**Required work**
Of all the lines in the records, how many hold the word "this"? Answer with the number only.

+===+

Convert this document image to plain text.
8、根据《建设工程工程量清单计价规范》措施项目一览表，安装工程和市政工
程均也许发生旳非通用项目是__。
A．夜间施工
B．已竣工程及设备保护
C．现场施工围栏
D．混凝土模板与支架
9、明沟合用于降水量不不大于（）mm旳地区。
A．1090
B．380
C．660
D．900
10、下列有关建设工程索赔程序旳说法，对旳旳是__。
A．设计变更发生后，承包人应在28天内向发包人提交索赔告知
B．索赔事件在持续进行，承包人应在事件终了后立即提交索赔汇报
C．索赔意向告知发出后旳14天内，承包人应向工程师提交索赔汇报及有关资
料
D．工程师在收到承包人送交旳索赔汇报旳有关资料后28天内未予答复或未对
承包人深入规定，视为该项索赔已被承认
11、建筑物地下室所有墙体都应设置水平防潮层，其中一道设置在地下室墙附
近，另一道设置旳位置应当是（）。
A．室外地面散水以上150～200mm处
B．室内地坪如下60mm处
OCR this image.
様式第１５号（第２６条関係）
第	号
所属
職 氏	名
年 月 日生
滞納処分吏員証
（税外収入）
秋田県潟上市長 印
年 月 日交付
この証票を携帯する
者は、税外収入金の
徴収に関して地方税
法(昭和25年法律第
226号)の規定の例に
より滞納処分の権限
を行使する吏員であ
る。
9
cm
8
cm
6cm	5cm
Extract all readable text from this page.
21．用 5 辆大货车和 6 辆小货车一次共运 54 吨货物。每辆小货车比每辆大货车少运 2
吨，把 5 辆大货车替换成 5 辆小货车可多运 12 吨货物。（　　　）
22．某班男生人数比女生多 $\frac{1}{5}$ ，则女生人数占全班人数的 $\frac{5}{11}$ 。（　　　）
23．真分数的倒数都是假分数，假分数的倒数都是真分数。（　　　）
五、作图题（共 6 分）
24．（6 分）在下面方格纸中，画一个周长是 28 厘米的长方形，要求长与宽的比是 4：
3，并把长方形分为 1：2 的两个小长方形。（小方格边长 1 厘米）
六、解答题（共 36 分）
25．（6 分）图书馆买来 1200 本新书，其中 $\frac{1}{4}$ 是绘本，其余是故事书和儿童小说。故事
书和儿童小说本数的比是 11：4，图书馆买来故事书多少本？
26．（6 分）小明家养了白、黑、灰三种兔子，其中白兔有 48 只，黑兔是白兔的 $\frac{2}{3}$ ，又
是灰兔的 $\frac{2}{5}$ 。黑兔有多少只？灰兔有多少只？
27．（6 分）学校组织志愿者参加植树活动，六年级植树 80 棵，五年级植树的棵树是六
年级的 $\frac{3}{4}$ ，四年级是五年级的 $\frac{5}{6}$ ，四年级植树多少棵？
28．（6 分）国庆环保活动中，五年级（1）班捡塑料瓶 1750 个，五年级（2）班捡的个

+===+

**Solved problem**
3